» **Exercise prompt**: Repeat every entry word for word, skipping the pictures.

[Dataset rows]
--------------------
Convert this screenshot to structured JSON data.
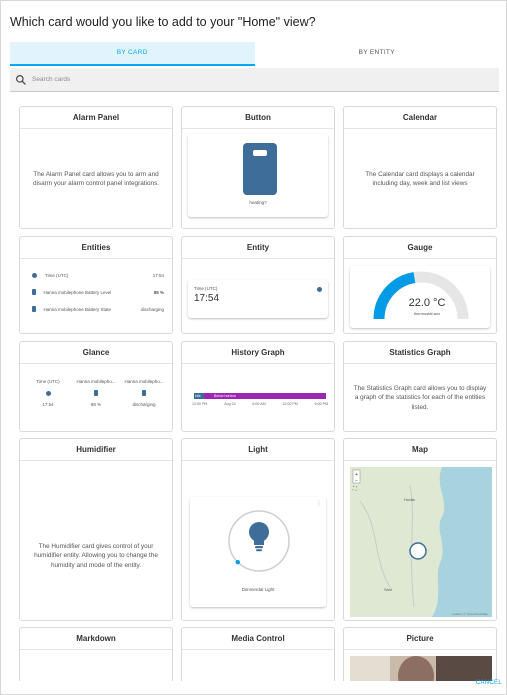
{
  "dialog": {
    "title": "Which card would you like to add to your \"Home\" view?",
    "tabs": [
      {
        "label": "BY CARD",
        "active": true
      },
      {
        "label": "BY ENTITY",
        "active": false
      }
    ],
    "search": {
      "placeholder": "Search cards"
    },
    "cancel_label": "CANCEL"
  },
  "colors": {
    "accent": "#03a9f4",
    "tab_active_bg": "#e1f3fd",
    "gauge": "#039be5",
    "history_bar": "#9c27b0",
    "button_device": "#3e6d99"
  },
  "cards": {
    "alarm_panel": {
      "title": "Alarm Panel",
      "description": "The Alarm Panel card allows you to arm and disarm your alarm control panel integrations."
    },
    "button": {
      "title": "Button",
      "label": "heating?"
    },
    "calendar": {
      "title": "Calendar",
      "description": "The Calendar card displays a calendar including day, week and list views"
    },
    "entities": {
      "title": "Entities",
      "rows": [
        {
          "name": "Time (UTC)",
          "value": "17:54"
        },
        {
          "name": "Hanna mobilephone Battery Level",
          "value": "88 %"
        },
        {
          "name": "Hanna mobilephone Battery State",
          "value": "discharging"
        }
      ]
    },
    "entity": {
      "title": "Entity",
      "name": "Time (UTC)",
      "value": "17:54"
    },
    "gauge": {
      "title": "Gauge",
      "value": "22.0 °C",
      "name": "thermostat.aux",
      "fraction": 0.45
    },
    "glance": {
      "title": "Glance",
      "items": [
        {
          "name": "Time (UTC)",
          "value": "17:54"
        },
        {
          "name": "Hanna mobilepho...",
          "value": "88 %"
        },
        {
          "name": "Hanna mobilepho...",
          "value": "discharging"
        }
      ]
    },
    "history_graph": {
      "title": "History Graph",
      "legend_left": "Idle",
      "bar_label": "Below horizon",
      "ticks": [
        "12:00 PM",
        "Aug 24",
        "6:00 AM",
        "12:00 PM",
        "6:00 PM"
      ]
    },
    "statistics_graph": {
      "title": "Statistics Graph",
      "description": "The Statistics Graph card allows you to display a graph of the statistics for each of the entities listed."
    },
    "humidifier": {
      "title": "Humidifier",
      "description": "The Humidifier card gives control of your humidifier entity. Allowing you to change the humidity and mode of the entity."
    },
    "light": {
      "title": "Light",
      "name": "Dimmerdal Light",
      "brightness": 0.0
    },
    "map": {
      "title": "Map",
      "places": [
        "Hovås",
        "Särö"
      ],
      "attribution": "Leaflet | © OpenStreetMap"
    },
    "markdown": {
      "title": "Markdown"
    },
    "media_control": {
      "title": "Media Control"
    },
    "picture": {
      "title": "Picture"
    }
  }
}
--------------------
» **Answer**:
Convert this screenshot to structured JSON data.
{
  "dialog": {
    "title": "Which card would you like to add to your \"Home\" view?",
    "tabs": [
      {
        "label": "BY CARD",
        "active": true
      },
      {
        "label": "BY ENTITY",
        "active": false
      }
    ],
    "search": {
      "placeholder": "Search cards"
    },
    "cancel_label": "CANCEL"
  },
  "colors": {
    "accent": "#03a9f4",
    "tab_active_bg": "#e1f3fd",
    "gauge": "#039be5",
    "history_bar": "#9c27b0",
    "button_device": "#3e6d99"
  },
  "cards": {
    "alarm_panel": {
      "title": "Alarm Panel",
      "description": "The Alarm Panel card allows you to arm and disarm your alarm control panel integrations."
    },
    "button": {
      "title": "Button",
      "label": "heating?"
    },
    "calendar": {
      "title": "Calendar",
      "description": "The Calendar card displays a calendar including day, week and list views"
    },
    "entities": {
      "title": "Entities",
      "rows": [
        {
          "name": "Time (UTC)",
          "value": "17:54"
        },
        {
          "name": "Hanna mobilephone Battery Level",
          "value": "88 %"
        },
        {
          "name": "Hanna mobilephone Battery State",
          "value": "discharging"
        }
      ]
    },
    "entity": {
      "title": "Entity",
      "name": "Time (UTC)",
      "value": "17:54"
    },
    "gauge": {
      "title": "Gauge",
      "value": "22.0 °C",
      "name": "thermostat.aux",
      "fraction": 0.45
    },
    "glance": {
      "title": "Glance",
      "items": [
        {
          "name": "Time (UTC)",
          "value": "17:54"
        },
        {
          "name": "Hanna mobilepho...",
          "value": "88 %"
        },
        {
          "name": "Hanna mobilepho...",
          "value": "discharging"
        }
      ]
    },
    "history_graph": {
      "title": "History Graph",
      "legend_left": "Idle",
      "bar_label": "Below horizon",
      "ticks": [
        "12:00 PM",
        "Aug 24",
        "6:00 AM",
        "12:00 PM",
        "6:00 PM"
      ]
    },
    "statistics_graph": {
      "title": "Statistics Graph",
      "description": "The Statistics Graph card allows you to display a graph of the statistics for each of the entities listed."
    },
    "humidifier": {
      "title": "Humidifier",
      "description": "The Humidifier card gives control of your humidifier entity. Allowing you to change the humidity and mode of the entity."
    },
    "light": {
      "title": "Light",
      "name": "Dimmerdal Light",
      "brightness": 0.0
    },
    "map": {
      "title": "Map",
      "places": [
        "Hovås",
        "Särö"
      ],
      "attribution": "Leaflet | © OpenStreetMap"
    },
    "markdown": {
      "title": "Markdown"
    },
    "media_control": {
      "title": "Media Control"
    },
    "picture": {
      "title": "Picture"
    }
  }
}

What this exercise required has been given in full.